*To do*
Each line that includes the string "Działania" counts once; give the total and nothing else.

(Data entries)
-- BEGIN --
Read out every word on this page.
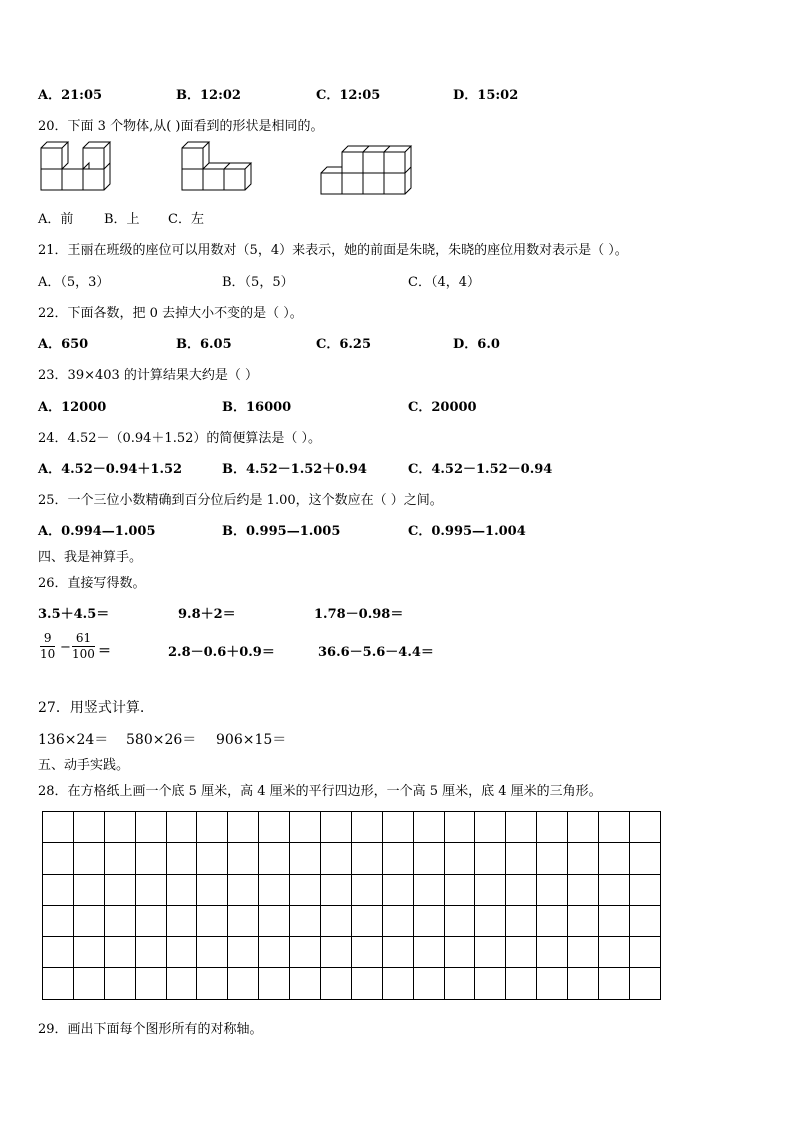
A．21:05	B．12:02	C．12:05	D．15:02
20．下面 3 个物体,从( )面看到的形状是相同的。
A．前 B．上 C．左
21．王丽在班级的座位可以用数对（5，4）来表示，她的前面是朱晓，朱晓的座位用数对表示是（ ）。
A．（5，3）	B．（5，5）	C．（4，4）
22．下面各数，把 0 去掉大小不变的是（ ）。
A．650	B．6.05	C．6.25	D．6.0
23．39×403 的计算结果大约是（ ）
A．12000	B．16000	C．20000
24．4.52－（0.94＋1.52）的简便算法是（ ）。
A．4.52－0.94＋1.52	B．4.52－1.52＋0.94	C．4.52－1.52－0.94
25．一个三位小数精确到百分位后约是 1.00，这个数应在（ ）之间。
A．0.994—1.005	B．0.995—1.005	C．0.995—1.004
四、我是神算手。
26．直接写得数。
3.5＋4.5＝	9.8＋2＝	1.78－0.98＝
9
10 −
61
100 ＝	2.8－0.6＋0.9＝	36.6－5.6－4.4＝
27．用竖式计算.
136×24＝ 580×26＝ 906×15＝
五、动手实践。
28．在方格纸上画一个底 5 厘米，高 4 厘米的平行四边形，一个高 5 厘米，底 4 厘米的三角形。

29．画出下面每个图形所有的对称轴。
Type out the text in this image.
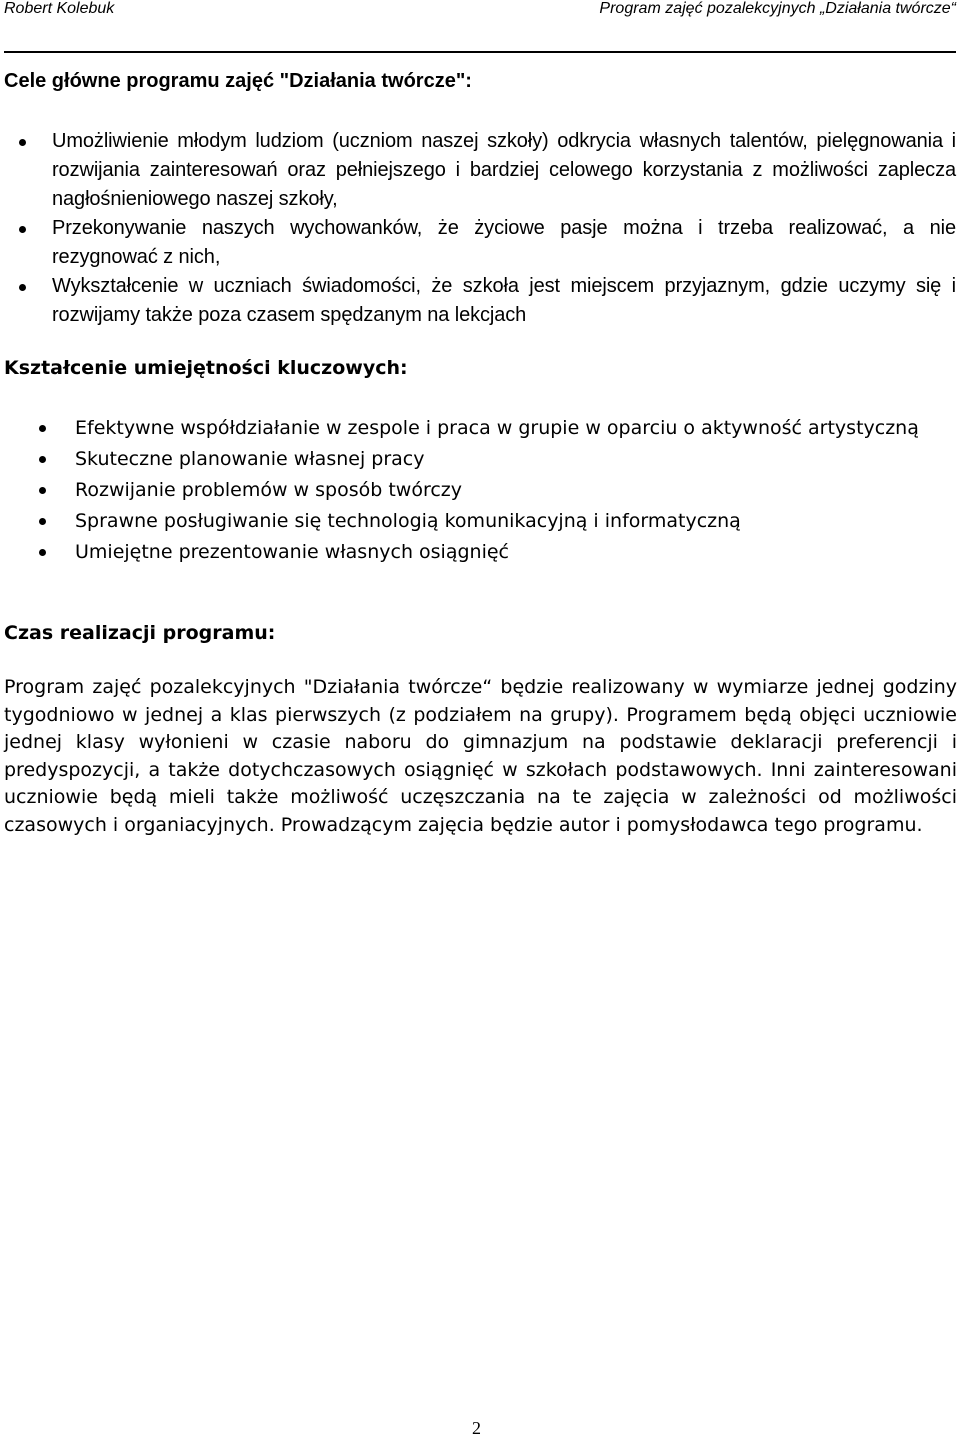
Robert Kolebuk	Program zajęć pozalekcyjnych „Działania twórcze“
Cele główne programu zajęć "Działania twórcze":
Umożliwienie młodym ludziom (uczniom naszej szkoły) odkrycia własnych talentów, pielęgnowania i rozwijania zainteresowań oraz pełniejszego i bardziej celowego korzystania z możliwości zaplecza nagłośnieniowego naszej szkoły,
Przekonywanie naszych wychowanków, że życiowe pasje można i trzeba realizować, a nie rezygnować z nich,
Wykształcenie w uczniach świadomości, że szkoła jest miejscem przyjaznym, gdzie uczymy się i rozwijamy także poza czasem spędzanym na lekcjach
Kształcenie umiejętności kluczowych:
Efektywne współdziałanie w zespole i praca w grupie w oparciu o aktywność artystyczną
Skuteczne planowanie własnej pracy
Rozwijanie problemów w sposób twórczy
Sprawne posługiwanie się technologią komunikacyjną i informatyczną
Umiejętne prezentowanie własnych osiągnięć
Czas realizacji programu:
Program zajęć pozalekcyjnych "Działania twórcze“ będzie realizowany w wymiarze jednej godziny tygodniowo w jednej a klas pierwszych (z podziałem na grupy). Programem będą objęci uczniowie jednej klasy wyłonieni w czasie naboru do gimnazjum na podstawie deklaracji preferencji i predyspozycji, a także dotychczasowych osiągnięć w szkołach podstawowych. Inni zainteresowani uczniowie będą mieli także możliwość uczęszczania na te zajęcia w zależności od możliwości czasowych i organiacyjnych. Prowadzącym zajęcia będzie autor i pomysłodawca tego programu.
2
-- END --
*Solution for this task*
3